==== Selected text ====

But the bank was already in this condition way back as early as 2002 up to 2004 . On December 4, 2002, the bank received a 180 day “special liquidity facility” of PHP 3.5 billion by the BSP. In March 2004, 86 percent of its total loan portfolio was already classified as non-performing. DOSRI loans already made up 30 to 40 percent of its total loan portfolio.

Moreover, according to the BSP, Banco Filipino lost over PHP 2 billion a year from 2007 to 2010. In other words, the losses exceeded its last reported capital base of PHP 1.6 billion every single year since 2007, possibly even earlier. Banco Filipino again needed BSP's help again as recently as March 2009, when it received a total of PHP 4.1 billion in Overnight Clearing Lines from January 30 to March 26, 2009.

Because its cumulative losses of PHP 11.86 billion from 2007 to 2010 essentially wiped out the bank's capital several times over, the bank was essentially run as a ponzi scheme. New money replaced old money. Cash flow came from two sources: new deposits of PHP 8.4 billion since 2004 and PHP 4.5 billion in past due emergency loans from the BSP.

This ponzi scheme was run with the full knowledge and consent of the bank's regulators. BSP had a comptroller in place since 2002 as a condition of extending Banco Filipino some emergency loans. It had to know what was going on. Otherwise, the BSP regulators can be accused of gross incompetence.  Moreover, silence from BSP and PDIC meant consent. Otherwise, why keep an obviously insolvent bank open?

At any rate, this has proven to be very costly for everyone. Depositors, investors, taxpayers - all lost, and lost heavily. Moreover, their losses were magnified by the regulators failure to act sooner. Had the bank been closed earlier, the losses would have been much smaller. For instance, Banco Filipino's deposit base was PHP 15 billion at the time of closure in 2011 instead of its PHP 6.5 billion deposit base in 2004. The uninsured deposits alone at the time of closure was estimated at PHP 5.6 billion - almost equal in size to the total deposit base of PHP 6.5 billion in 2004! The Philippine Deposit Insurance Corporation could have saved a substantial portion of the PHP 9.4 billion it has to pay out to depositors of Banco Filipino out of its insurance fund.

==== Records ====

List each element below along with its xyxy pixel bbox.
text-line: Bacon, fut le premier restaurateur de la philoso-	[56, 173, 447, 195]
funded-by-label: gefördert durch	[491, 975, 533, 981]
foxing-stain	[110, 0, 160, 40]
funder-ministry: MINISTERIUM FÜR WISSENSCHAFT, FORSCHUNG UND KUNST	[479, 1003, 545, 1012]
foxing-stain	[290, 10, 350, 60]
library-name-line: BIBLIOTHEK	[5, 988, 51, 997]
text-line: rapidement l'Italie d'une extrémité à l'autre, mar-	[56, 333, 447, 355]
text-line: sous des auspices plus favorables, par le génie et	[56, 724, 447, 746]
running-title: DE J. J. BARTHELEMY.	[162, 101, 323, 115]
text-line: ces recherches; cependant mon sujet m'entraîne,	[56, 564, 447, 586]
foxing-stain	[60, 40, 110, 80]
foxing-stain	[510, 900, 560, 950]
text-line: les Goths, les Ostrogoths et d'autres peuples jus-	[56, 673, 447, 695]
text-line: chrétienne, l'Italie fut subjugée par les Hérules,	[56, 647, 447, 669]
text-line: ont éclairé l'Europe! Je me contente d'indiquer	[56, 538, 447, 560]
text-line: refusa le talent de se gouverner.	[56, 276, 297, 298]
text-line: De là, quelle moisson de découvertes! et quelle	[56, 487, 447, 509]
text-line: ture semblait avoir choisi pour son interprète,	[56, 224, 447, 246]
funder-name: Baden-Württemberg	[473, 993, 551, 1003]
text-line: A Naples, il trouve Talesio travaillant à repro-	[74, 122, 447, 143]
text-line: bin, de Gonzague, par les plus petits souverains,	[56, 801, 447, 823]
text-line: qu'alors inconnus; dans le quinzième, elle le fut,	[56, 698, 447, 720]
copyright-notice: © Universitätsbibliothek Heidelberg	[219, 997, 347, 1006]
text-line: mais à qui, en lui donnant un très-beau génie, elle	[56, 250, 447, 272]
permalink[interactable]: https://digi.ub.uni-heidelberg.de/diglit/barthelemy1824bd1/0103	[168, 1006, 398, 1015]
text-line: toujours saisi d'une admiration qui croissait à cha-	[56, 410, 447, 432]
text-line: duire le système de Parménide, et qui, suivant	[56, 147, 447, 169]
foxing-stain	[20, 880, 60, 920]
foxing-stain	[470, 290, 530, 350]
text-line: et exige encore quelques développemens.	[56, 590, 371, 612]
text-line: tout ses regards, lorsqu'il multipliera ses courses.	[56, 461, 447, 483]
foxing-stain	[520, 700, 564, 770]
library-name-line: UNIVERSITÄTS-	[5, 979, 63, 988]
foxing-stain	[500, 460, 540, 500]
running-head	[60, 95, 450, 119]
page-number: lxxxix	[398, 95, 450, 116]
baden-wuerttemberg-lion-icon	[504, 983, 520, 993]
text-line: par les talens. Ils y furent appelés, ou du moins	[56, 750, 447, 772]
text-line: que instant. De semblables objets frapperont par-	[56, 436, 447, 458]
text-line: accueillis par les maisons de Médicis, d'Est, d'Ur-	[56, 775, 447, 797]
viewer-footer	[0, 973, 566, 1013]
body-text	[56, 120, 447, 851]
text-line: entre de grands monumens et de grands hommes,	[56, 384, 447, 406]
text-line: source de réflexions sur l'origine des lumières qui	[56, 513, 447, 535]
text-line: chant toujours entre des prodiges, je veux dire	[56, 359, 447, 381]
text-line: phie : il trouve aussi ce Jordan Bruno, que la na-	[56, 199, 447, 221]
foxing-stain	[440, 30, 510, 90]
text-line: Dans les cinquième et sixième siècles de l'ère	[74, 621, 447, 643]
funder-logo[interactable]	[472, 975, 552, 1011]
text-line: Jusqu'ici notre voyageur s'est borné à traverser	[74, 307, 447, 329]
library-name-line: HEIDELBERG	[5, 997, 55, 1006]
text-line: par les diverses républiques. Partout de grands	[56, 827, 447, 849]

====

▶ _Task_: Carry on the text about the closure of Banco Filipino, starting right after its last sentence.

▶ _Result_:
The regulators refused to move in on Banco Filipino despite complaints from Banco Filipino's minority shareholders who had a direct and indirect 10 percent stake in the bank. In 2003, the BSP was asked by minority shareholders to place the bank under investigation for fraudulent practices, claiming that bank management and its directors had put the bank and its depositors in jeopardy. Minority shareholders provided BSP and the Monetary Board with a report that documented around PHP 2 billion in fraudulent loans to six dummy corporations closely affiliated with Banco Filipino's controlling shareholder, Bobby Aguirre. Not only did the minority shareholders complain, they sued Banco Filipino and the BSP and the Monetary Board to replace Banco Filipino's board and management and, if need be, place the bank under receivership.

Despite this, nothing happened. The minority shareholders were shut off from the bank. Basic corporate governance practices that would have provided some protection to investors and depositors was routinely ignored. The bank did not have any audited financial statements since 2002. It held no formal board meetings since 2002. The minority shareholders or any investor for that matter, had no access to information regarding the bank's financial condition. This happened despite Banco Filipino being a bank in a highly regulated sector, being a publicly listed company, and having the presence of a BSP installed comptroller as a condition of BSP's extension of emergency funds to the bank in 2002.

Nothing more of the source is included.